#### Problem description
Give the records from the line with "for every button, label, input, icon, or" up to and including the line with "- major-cell: 生物学: [741, 823, 995, 877]" as a JSON list of strings, with one string per line and blank lines left out.

[START]

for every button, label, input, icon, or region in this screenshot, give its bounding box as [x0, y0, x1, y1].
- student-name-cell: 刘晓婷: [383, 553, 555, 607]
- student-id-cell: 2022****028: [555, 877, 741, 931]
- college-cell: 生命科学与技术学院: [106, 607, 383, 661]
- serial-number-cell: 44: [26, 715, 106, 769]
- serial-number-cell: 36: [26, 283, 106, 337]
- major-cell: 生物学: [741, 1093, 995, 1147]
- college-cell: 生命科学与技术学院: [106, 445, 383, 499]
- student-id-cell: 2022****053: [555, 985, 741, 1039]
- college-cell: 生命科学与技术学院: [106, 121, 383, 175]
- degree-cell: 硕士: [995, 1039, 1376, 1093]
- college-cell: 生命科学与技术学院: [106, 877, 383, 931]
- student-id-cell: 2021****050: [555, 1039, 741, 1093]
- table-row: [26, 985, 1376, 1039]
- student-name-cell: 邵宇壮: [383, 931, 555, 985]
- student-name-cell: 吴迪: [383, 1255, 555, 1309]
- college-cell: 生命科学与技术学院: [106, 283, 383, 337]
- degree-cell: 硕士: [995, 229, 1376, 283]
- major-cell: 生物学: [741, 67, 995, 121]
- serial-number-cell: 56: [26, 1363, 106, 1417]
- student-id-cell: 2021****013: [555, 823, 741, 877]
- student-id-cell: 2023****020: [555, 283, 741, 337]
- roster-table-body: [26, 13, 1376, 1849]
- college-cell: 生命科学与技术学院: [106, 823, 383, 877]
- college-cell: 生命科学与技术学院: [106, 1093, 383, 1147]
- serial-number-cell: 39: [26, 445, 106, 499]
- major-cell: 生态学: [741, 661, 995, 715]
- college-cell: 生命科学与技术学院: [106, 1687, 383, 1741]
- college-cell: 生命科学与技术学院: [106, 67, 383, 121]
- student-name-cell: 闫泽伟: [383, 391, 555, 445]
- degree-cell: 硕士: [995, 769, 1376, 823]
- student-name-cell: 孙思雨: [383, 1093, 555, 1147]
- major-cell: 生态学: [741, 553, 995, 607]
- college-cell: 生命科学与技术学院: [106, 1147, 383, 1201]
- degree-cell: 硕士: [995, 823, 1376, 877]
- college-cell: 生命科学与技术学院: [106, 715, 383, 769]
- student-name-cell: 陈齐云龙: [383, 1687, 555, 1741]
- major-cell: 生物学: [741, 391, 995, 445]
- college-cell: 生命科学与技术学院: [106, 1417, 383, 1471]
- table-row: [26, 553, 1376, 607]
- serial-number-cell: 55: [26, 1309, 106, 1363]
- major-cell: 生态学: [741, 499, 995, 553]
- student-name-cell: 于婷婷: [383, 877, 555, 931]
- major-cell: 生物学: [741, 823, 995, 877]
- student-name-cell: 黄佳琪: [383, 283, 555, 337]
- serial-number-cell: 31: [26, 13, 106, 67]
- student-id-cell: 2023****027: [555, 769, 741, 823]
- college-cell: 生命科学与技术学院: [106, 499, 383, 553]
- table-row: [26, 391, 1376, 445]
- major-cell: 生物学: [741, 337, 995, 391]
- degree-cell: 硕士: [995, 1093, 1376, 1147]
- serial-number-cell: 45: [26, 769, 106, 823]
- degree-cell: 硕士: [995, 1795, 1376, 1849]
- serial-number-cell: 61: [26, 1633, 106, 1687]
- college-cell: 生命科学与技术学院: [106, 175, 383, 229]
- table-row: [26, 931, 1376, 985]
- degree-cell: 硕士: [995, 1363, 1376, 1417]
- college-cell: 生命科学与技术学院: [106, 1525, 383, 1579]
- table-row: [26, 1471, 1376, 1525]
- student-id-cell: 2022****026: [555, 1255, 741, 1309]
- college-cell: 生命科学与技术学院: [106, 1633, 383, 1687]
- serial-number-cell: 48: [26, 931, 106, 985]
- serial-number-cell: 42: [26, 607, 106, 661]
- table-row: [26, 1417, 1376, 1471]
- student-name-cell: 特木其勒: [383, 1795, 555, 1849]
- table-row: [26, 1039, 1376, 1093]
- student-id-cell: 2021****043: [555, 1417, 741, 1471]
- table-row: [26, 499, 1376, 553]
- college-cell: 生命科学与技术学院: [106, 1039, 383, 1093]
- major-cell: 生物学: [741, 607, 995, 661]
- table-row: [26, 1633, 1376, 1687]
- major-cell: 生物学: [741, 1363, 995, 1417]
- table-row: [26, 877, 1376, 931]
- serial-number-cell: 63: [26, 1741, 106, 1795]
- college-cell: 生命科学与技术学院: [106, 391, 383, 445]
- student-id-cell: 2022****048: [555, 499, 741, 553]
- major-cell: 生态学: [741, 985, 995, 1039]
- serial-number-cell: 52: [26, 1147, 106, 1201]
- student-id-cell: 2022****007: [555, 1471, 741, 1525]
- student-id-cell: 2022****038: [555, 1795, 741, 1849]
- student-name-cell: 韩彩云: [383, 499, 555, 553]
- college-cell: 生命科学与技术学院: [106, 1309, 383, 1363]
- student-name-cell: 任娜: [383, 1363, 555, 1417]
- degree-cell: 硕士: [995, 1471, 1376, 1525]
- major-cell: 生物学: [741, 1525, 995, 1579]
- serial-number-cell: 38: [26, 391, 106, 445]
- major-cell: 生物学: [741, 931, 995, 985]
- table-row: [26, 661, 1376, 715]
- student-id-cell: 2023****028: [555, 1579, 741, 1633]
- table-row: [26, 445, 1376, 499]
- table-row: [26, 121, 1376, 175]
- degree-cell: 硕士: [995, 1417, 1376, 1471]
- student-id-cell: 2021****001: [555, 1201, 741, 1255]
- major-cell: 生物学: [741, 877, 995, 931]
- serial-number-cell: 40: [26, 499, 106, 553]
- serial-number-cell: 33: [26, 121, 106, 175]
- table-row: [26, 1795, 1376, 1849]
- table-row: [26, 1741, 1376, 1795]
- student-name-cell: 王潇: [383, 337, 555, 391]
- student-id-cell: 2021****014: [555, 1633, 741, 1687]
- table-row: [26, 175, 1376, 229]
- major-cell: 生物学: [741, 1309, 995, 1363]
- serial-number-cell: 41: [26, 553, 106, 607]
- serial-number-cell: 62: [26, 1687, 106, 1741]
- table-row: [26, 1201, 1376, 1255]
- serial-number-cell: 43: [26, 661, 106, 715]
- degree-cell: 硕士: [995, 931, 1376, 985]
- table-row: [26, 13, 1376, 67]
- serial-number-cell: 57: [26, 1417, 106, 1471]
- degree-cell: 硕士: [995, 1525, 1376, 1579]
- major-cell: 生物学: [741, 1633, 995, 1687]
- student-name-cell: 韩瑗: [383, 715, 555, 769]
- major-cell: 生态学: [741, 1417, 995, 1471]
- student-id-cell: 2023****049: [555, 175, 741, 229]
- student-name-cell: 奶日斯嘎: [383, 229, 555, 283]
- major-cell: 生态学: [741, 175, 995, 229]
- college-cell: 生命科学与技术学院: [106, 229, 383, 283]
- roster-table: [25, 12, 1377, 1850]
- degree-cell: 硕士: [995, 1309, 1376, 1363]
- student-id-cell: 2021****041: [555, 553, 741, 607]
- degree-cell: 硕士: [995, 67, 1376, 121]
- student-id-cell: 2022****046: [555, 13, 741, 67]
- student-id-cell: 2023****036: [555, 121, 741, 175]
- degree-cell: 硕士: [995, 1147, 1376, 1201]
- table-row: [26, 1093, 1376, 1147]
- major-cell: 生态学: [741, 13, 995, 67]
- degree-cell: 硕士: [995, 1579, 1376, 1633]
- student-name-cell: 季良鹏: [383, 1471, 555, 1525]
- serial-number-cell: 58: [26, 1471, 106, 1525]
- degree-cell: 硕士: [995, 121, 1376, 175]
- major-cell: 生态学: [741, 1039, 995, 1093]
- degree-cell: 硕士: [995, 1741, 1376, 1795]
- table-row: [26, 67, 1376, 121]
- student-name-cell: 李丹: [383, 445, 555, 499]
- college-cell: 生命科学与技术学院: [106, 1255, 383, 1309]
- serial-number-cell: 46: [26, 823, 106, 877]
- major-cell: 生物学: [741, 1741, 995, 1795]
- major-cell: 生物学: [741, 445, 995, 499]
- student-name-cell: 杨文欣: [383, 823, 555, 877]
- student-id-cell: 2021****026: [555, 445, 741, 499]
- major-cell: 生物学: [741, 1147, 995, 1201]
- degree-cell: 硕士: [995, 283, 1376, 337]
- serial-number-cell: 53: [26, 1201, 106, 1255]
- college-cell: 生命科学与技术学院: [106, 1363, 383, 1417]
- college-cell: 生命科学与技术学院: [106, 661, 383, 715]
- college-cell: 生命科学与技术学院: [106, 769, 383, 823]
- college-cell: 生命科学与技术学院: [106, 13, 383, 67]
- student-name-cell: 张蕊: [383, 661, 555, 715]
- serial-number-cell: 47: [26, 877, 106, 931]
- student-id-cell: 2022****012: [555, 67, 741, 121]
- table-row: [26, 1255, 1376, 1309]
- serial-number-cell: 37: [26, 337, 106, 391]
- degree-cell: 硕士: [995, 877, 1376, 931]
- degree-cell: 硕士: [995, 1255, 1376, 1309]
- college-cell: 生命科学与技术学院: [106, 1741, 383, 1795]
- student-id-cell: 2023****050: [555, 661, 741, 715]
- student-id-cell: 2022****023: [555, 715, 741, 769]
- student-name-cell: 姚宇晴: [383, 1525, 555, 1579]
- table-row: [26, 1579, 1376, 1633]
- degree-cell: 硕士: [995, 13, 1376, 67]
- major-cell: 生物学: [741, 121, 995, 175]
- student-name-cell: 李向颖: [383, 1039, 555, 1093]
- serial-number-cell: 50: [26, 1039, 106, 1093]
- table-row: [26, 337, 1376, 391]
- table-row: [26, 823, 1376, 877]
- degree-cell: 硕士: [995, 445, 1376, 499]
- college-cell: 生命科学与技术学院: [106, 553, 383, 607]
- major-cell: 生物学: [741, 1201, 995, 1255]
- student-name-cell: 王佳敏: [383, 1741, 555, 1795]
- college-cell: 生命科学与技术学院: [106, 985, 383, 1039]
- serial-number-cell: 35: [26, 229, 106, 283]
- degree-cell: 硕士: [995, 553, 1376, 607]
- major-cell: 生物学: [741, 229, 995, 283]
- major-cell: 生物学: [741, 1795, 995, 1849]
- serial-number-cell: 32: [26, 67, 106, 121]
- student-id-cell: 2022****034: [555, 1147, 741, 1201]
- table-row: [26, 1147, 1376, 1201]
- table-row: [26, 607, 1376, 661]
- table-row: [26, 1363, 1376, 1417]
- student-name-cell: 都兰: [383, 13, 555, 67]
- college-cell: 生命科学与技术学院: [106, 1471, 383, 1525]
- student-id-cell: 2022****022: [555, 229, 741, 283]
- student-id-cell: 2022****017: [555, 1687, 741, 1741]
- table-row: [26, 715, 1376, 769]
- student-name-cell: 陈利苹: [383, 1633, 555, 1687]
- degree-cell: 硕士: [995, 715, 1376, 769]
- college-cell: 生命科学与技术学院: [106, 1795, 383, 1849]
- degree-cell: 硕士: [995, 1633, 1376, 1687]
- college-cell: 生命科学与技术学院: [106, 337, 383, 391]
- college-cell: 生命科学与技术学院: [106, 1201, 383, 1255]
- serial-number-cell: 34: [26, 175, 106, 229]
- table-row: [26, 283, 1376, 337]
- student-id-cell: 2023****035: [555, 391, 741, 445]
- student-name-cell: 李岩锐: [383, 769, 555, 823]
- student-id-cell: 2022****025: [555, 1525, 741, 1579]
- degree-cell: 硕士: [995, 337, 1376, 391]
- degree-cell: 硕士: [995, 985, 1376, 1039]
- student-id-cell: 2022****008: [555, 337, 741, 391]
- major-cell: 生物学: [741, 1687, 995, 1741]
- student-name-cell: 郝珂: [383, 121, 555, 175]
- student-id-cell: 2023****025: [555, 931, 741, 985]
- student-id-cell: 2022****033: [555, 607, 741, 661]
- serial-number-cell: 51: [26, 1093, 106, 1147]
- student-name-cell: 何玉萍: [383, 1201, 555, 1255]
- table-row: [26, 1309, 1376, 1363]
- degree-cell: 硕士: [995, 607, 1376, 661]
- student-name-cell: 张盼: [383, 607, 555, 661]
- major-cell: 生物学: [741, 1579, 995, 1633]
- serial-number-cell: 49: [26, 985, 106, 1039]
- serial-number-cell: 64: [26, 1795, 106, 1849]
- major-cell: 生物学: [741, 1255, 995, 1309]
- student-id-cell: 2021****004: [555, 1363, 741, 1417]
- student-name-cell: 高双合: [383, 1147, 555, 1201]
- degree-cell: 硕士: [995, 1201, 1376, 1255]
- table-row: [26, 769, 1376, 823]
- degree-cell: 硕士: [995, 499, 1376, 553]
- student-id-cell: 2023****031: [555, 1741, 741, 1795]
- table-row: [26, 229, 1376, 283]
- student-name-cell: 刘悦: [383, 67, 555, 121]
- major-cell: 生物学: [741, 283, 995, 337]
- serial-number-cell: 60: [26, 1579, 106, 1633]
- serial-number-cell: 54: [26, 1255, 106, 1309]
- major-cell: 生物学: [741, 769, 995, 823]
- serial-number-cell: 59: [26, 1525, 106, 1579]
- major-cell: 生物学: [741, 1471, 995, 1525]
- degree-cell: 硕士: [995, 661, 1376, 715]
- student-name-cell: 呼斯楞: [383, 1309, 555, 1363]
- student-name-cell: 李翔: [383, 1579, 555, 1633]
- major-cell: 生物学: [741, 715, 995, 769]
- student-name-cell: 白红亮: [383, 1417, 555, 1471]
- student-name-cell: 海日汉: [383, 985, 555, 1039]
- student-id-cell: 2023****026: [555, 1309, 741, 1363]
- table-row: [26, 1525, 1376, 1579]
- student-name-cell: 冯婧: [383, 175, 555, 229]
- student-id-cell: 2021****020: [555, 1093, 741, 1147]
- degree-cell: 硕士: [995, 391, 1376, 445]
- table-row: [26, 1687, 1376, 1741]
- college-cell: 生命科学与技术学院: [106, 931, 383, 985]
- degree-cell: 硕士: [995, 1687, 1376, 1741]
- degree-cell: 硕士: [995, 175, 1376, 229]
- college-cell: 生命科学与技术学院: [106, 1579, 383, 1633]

[END]
[START]

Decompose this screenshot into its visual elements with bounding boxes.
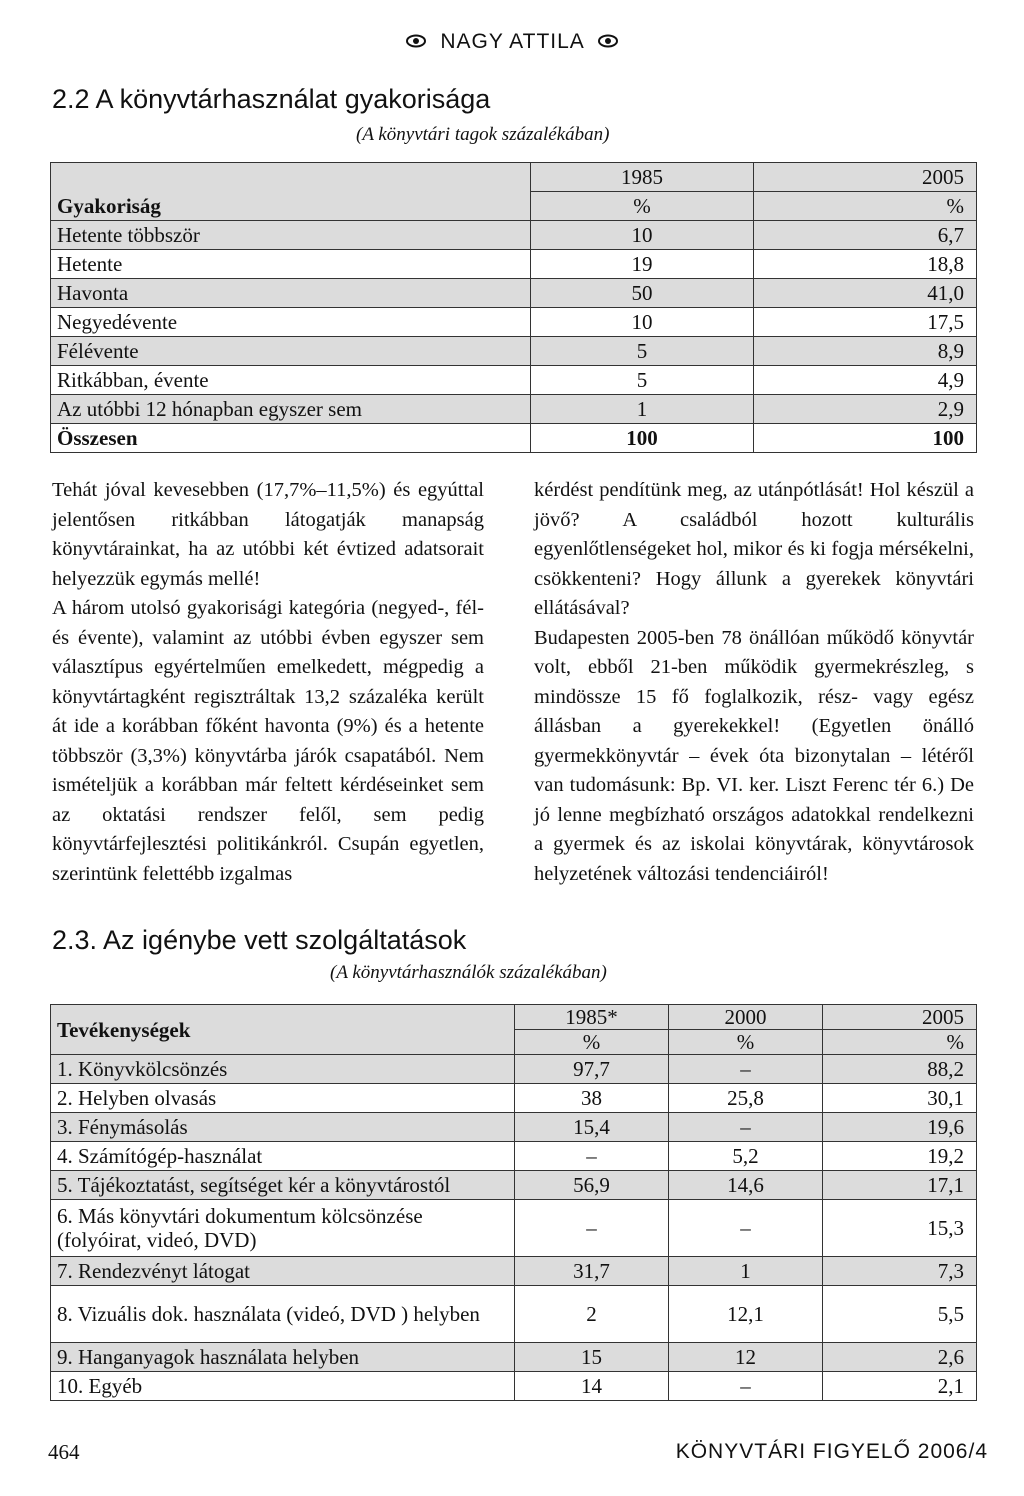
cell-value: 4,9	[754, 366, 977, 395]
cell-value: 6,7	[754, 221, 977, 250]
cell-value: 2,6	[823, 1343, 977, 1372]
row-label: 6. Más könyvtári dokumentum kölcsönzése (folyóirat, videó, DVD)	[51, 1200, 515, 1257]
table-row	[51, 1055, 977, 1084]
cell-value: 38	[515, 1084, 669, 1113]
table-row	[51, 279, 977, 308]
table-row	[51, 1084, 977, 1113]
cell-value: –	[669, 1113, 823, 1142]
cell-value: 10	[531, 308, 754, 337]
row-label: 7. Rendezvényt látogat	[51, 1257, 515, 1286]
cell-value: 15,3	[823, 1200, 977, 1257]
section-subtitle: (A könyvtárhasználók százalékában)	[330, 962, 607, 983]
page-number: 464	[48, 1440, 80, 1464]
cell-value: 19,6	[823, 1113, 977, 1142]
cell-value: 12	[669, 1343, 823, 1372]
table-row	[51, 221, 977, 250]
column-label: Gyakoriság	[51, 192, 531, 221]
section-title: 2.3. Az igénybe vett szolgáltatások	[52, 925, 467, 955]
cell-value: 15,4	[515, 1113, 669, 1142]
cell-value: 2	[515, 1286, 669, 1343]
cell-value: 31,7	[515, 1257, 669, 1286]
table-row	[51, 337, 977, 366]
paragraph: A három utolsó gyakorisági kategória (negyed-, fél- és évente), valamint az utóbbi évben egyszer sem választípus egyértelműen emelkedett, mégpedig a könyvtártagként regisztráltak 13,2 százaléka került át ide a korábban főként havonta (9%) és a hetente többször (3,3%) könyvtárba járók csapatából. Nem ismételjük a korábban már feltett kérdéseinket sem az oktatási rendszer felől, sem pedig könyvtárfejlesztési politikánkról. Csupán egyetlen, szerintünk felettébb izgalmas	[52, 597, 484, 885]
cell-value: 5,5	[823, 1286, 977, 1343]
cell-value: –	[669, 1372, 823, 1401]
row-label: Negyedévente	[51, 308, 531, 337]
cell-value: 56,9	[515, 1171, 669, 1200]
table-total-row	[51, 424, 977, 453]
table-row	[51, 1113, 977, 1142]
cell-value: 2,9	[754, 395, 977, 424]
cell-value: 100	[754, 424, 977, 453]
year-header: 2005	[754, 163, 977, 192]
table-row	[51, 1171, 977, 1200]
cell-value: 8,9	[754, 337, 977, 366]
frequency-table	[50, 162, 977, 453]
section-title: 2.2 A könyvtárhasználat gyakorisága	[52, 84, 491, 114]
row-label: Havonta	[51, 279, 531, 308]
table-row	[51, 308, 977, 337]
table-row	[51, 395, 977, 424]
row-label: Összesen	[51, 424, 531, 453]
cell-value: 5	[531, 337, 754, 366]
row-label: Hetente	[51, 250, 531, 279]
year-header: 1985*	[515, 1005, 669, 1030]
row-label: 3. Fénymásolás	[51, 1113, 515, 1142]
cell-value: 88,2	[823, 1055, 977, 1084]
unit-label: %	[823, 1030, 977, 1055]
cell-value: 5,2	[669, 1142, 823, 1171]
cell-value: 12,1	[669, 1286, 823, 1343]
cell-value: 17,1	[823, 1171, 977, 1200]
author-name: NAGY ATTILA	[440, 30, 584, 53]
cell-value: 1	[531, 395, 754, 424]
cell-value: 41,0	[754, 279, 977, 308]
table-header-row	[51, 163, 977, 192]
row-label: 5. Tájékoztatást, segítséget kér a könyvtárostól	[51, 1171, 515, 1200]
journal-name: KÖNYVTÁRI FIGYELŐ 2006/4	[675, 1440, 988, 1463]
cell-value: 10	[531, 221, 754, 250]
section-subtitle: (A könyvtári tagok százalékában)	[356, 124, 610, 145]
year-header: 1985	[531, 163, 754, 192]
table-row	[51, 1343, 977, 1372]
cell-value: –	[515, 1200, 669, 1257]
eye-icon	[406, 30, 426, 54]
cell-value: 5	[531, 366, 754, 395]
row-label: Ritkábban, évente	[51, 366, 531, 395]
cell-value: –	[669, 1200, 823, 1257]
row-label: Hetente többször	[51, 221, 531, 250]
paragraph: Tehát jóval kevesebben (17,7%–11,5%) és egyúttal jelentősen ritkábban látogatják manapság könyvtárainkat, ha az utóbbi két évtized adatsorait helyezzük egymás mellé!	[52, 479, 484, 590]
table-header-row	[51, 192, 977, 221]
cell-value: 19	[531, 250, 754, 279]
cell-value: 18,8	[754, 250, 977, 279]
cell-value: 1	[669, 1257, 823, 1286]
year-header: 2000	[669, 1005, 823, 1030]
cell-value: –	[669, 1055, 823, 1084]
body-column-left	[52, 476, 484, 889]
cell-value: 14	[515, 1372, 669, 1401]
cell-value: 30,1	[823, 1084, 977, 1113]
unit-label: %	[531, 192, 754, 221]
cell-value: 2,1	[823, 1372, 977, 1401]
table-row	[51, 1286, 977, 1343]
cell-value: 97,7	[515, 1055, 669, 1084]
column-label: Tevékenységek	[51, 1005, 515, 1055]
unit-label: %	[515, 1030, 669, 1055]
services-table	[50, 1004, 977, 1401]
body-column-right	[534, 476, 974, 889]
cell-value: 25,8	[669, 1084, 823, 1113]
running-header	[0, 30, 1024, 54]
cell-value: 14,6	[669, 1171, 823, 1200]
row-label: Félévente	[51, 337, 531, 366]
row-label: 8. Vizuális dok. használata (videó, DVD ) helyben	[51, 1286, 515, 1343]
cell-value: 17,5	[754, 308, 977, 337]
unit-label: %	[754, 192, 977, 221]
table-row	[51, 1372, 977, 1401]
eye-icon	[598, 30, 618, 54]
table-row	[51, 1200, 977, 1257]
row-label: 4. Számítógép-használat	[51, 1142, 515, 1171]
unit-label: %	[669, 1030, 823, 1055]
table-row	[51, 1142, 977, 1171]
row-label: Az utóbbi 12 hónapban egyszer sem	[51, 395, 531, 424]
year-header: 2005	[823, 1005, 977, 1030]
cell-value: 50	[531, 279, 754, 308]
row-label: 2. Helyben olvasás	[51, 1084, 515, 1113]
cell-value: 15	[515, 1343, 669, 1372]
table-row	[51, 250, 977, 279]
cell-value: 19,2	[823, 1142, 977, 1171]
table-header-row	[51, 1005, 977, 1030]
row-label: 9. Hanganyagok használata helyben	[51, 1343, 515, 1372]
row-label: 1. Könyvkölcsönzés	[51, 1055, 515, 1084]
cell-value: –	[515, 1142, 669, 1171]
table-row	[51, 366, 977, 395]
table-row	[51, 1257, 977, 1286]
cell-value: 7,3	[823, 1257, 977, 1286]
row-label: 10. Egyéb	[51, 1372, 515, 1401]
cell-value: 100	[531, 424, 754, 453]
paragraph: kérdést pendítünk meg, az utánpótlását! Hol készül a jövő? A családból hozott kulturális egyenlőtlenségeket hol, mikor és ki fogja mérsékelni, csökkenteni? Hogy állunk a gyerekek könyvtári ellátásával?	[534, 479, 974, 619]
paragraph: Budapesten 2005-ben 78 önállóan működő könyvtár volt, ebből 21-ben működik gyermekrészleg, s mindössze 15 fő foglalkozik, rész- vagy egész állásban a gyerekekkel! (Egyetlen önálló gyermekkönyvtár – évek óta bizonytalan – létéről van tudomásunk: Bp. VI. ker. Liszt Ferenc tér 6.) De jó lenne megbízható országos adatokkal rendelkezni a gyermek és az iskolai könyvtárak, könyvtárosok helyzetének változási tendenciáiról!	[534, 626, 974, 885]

[END]

#### Response to the task
[
  "for every button, label, input, icon, or region in this screenshot, give its bounding box as [x0, y0, x1, y1].",
  "- student-name-cell: 刘晓婷: [383, 553, 555, 607]",
  "- student-id-cell: 2022****028: [555, 877, 741, 931]",
  "- college-cell: 生命科学与技术学院: [106, 607, 383, 661]",
  "- serial-number-cell: 44: [26, 715, 106, 769]",
  "- serial-number-cell: 36: [26, 283, 106, 337]",
  "- major-cell: 生物学: [741, 1093, 995, 1147]",
  "- college-cell: 生命科学与技术学院: [106, 445, 383, 499]",
  "- student-id-cell: 2022****053: [555, 985, 741, 1039]",
  "- college-cell: 生命科学与技术学院: [106, 121, 383, 175]",
  "- degree-cell: 硕士: [995, 1039, 1376, 1093]",
  "- college-cell: 生命科学与技术学院: [106, 877, 383, 931]",
  "- student-id-cell: 2021****050: [555, 1039, 741, 1093]",
  "- table-row: [26, 985, 1376, 1039]",
  "- student-name-cell: 邵宇壮: [383, 931, 555, 985]",
  "- student-name-cell: 吴迪: [383, 1255, 555, 1309]",
  "- college-cell: 生命科学与技术学院: [106, 283, 383, 337]",
  "- degree-cell: 硕士: [995, 229, 1376, 283]",
  "- major-cell: 生物学: [741, 67, 995, 121]",
  "- serial-number-cell: 56: [26, 1363, 106, 1417]",
  "- student-id-cell: 2021****013: [555, 823, 741, 877]",
  "- student-id-cell: 2023****020: [555, 283, 741, 337]",
  "- roster-table-body: [26, 13, 1376, 1849]",
  "- college-cell: 生命科学与技术学院: [106, 823, 383, 877]",
  "- college-cell: 生命科学与技术学院: [106, 1093, 383, 1147]",
  "- serial-number-cell: 39: [26, 445, 106, 499]",
  "- major-cell: 生态学: [741, 661, 995, 715]",
  "- college-cell: 生命科学与技术学院: [106, 1687, 383, 1741]",
  "- college-cell: 生命科学与技术学院: [106, 67, 383, 121]",
  "- student-name-cell: 闫泽伟: [383, 391, 555, 445]",
  "- degree-cell: 硕士: [995, 769, 1376, 823]",
  "- student-name-cell: 孙思雨: [383, 1093, 555, 1147]",
  "- major-cell: 生态学: [741, 553, 995, 607]",
  "- college-cell: 生命科学与技术学院: [106, 1147, 383, 1201]",
  "- degree-cell: 硕士: [995, 823, 1376, 877]",
  "- college-cell: 生命科学与技术学院: [106, 715, 383, 769]",
  "- student-name-cell: 陈齐云龙: [383, 1687, 555, 1741]",
  "- major-cell: 生物学: [741, 391, 995, 445]",
  "- college-cell: 生命科学与技术学院: [106, 1417, 383, 1471]",
  "- table-row: [26, 553, 1376, 607]",
  "- serial-number-cell: 55: [26, 1309, 106, 1363]",
  "- major-cell: 生态学: [741, 499, 995, 553]",
  "- student-name-cell: 于婷婷: [383, 877, 555, 931]",
  "- major-cell: 生物学: [741, 823, 995, 877]"
]